Written request: Every record below should be transcribed exactly. Omit the images.

Given information:
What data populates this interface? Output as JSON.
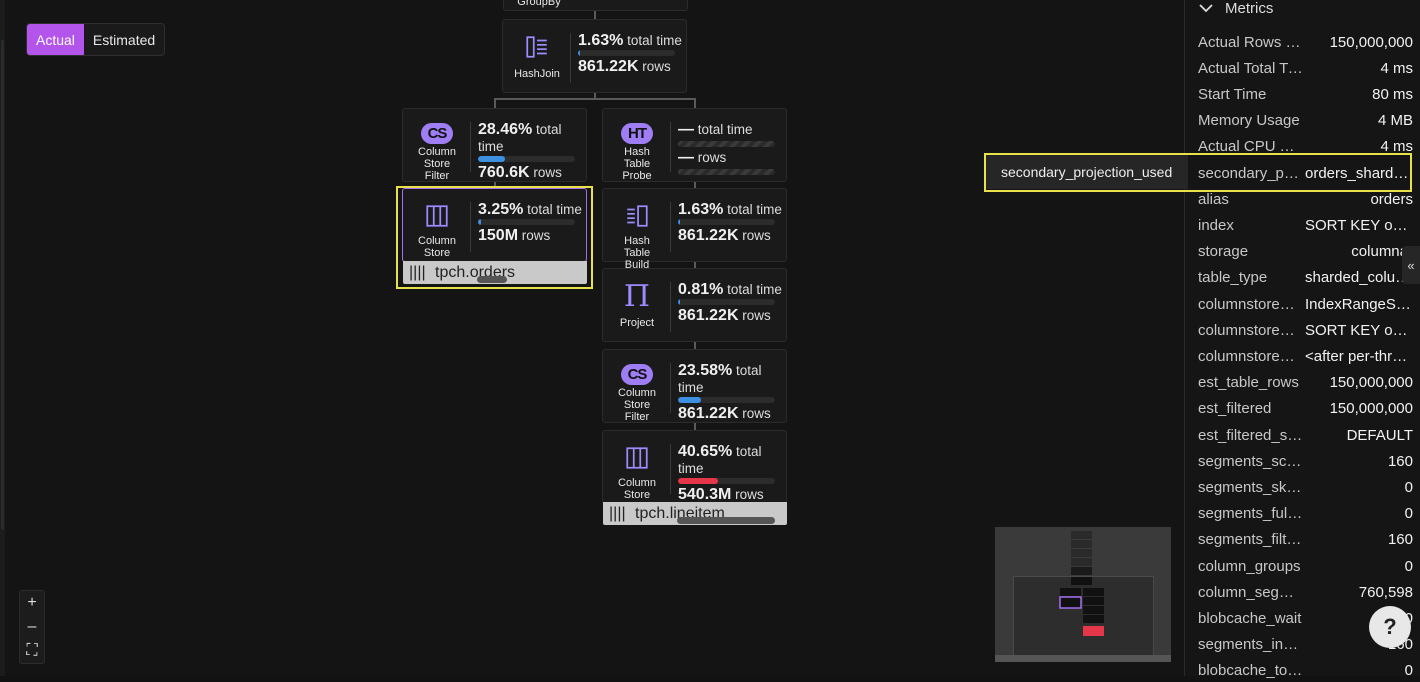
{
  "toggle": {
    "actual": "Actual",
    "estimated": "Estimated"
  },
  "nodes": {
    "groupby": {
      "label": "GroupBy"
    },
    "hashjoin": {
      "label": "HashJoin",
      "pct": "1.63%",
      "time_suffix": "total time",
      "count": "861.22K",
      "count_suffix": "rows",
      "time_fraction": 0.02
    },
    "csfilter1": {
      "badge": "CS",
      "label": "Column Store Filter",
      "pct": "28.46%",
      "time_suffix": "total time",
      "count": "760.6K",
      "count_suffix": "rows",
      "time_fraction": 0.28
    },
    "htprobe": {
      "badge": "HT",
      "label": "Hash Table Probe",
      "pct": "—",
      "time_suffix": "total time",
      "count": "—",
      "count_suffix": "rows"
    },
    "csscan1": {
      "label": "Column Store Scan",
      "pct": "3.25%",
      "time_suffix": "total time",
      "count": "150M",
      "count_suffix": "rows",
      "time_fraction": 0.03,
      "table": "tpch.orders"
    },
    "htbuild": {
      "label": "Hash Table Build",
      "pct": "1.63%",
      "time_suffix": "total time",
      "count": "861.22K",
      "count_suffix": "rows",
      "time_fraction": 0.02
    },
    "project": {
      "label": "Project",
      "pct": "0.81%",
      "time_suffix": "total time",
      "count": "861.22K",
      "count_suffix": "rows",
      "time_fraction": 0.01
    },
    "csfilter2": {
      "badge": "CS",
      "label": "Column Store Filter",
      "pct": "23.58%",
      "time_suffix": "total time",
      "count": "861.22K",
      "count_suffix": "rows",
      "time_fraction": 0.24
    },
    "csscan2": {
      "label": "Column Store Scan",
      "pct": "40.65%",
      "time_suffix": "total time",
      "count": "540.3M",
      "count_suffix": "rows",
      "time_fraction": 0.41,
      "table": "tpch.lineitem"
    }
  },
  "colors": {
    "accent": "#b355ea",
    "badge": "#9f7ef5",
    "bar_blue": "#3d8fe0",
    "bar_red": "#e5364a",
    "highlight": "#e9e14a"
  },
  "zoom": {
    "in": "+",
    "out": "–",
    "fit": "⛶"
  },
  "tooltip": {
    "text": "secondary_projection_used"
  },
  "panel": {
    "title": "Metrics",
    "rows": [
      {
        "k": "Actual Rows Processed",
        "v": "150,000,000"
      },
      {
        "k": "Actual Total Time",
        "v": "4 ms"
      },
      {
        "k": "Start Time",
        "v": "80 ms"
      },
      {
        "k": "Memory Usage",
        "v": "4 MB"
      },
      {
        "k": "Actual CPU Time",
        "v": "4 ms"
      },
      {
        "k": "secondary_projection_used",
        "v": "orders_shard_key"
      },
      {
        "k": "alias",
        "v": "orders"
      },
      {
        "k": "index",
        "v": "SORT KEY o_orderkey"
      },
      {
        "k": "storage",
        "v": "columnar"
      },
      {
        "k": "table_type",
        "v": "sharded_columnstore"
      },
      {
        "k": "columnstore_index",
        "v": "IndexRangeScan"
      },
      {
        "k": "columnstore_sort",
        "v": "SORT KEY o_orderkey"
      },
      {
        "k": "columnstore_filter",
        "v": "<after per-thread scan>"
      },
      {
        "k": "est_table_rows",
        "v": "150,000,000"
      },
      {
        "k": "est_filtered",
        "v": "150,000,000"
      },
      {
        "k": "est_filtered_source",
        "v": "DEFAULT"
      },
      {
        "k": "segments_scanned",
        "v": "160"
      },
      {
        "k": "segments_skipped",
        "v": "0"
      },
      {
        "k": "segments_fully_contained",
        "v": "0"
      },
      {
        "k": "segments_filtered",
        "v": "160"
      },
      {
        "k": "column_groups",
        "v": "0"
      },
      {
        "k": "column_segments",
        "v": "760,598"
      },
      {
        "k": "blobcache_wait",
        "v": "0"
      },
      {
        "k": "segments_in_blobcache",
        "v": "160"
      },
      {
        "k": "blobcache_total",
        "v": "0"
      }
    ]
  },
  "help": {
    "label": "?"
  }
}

Complete response:
What data populates this interface? Output as JSON.
{
  "toggle": {
    "actual": "Actual",
    "estimated": "Estimated"
  },
  "nodes": {
    "groupby": {
      "label": "GroupBy"
    },
    "hashjoin": {
      "label": "HashJoin",
      "pct": "1.63%",
      "time_suffix": "total time",
      "count": "861.22K",
      "count_suffix": "rows",
      "time_fraction": 0.02
    },
    "csfilter1": {
      "badge": "CS",
      "label": "Column Store Filter",
      "pct": "28.46%",
      "time_suffix": "total time",
      "count": "760.6K",
      "count_suffix": "rows",
      "time_fraction": 0.28
    },
    "htprobe": {
      "badge": "HT",
      "label": "Hash Table Probe",
      "pct": "—",
      "time_suffix": "total time",
      "count": "—",
      "count_suffix": "rows"
    },
    "csscan1": {
      "label": "Column Store Scan",
      "pct": "3.25%",
      "time_suffix": "total time",
      "count": "150M",
      "count_suffix": "rows",
      "time_fraction": 0.03,
      "table": "tpch.orders"
    },
    "htbuild": {
      "label": "Hash Table Build",
      "pct": "1.63%",
      "time_suffix": "total time",
      "count": "861.22K",
      "count_suffix": "rows",
      "time_fraction": 0.02
    },
    "project": {
      "label": "Project",
      "pct": "0.81%",
      "time_suffix": "total time",
      "count": "861.22K",
      "count_suffix": "rows",
      "time_fraction": 0.01
    },
    "csfilter2": {
      "badge": "CS",
      "label": "Column Store Filter",
      "pct": "23.58%",
      "time_suffix": "total time",
      "count": "861.22K",
      "count_suffix": "rows",
      "time_fraction": 0.24
    },
    "csscan2": {
      "label": "Column Store Scan",
      "pct": "40.65%",
      "time_suffix": "total time",
      "count": "540.3M",
      "count_suffix": "rows",
      "time_fraction": 0.41,
      "table": "tpch.lineitem"
    }
  },
  "colors": {
    "accent": "#b355ea",
    "badge": "#9f7ef5",
    "bar_blue": "#3d8fe0",
    "bar_red": "#e5364a",
    "highlight": "#e9e14a"
  },
  "zoom": {
    "in": "+",
    "out": "–",
    "fit": "⛶"
  },
  "tooltip": {
    "text": "secondary_projection_used"
  },
  "panel": {
    "title": "Metrics",
    "rows": [
      {
        "k": "Actual Rows Processed",
        "v": "150,000,000"
      },
      {
        "k": "Actual Total Time",
        "v": "4 ms"
      },
      {
        "k": "Start Time",
        "v": "80 ms"
      },
      {
        "k": "Memory Usage",
        "v": "4 MB"
      },
      {
        "k": "Actual CPU Time",
        "v": "4 ms"
      },
      {
        "k": "secondary_projection_used",
        "v": "orders_shard_key"
      },
      {
        "k": "alias",
        "v": "orders"
      },
      {
        "k": "index",
        "v": "SORT KEY o_orderkey"
      },
      {
        "k": "storage",
        "v": "columnar"
      },
      {
        "k": "table_type",
        "v": "sharded_columnstore"
      },
      {
        "k": "columnstore_index",
        "v": "IndexRangeScan"
      },
      {
        "k": "columnstore_sort",
        "v": "SORT KEY o_orderkey"
      },
      {
        "k": "columnstore_filter",
        "v": "<after per-thread scan>"
      },
      {
        "k": "est_table_rows",
        "v": "150,000,000"
      },
      {
        "k": "est_filtered",
        "v": "150,000,000"
      },
      {
        "k": "est_filtered_source",
        "v": "DEFAULT"
      },
      {
        "k": "segments_scanned",
        "v": "160"
      },
      {
        "k": "segments_skipped",
        "v": "0"
      },
      {
        "k": "segments_fully_contained",
        "v": "0"
      },
      {
        "k": "segments_filtered",
        "v": "160"
      },
      {
        "k": "column_groups",
        "v": "0"
      },
      {
        "k": "column_segments",
        "v": "760,598"
      },
      {
        "k": "blobcache_wait",
        "v": "0"
      },
      {
        "k": "segments_in_blobcache",
        "v": "160"
      },
      {
        "k": "blobcache_total",
        "v": "0"
      }
    ]
  },
  "help": {
    "label": "?"
  }
}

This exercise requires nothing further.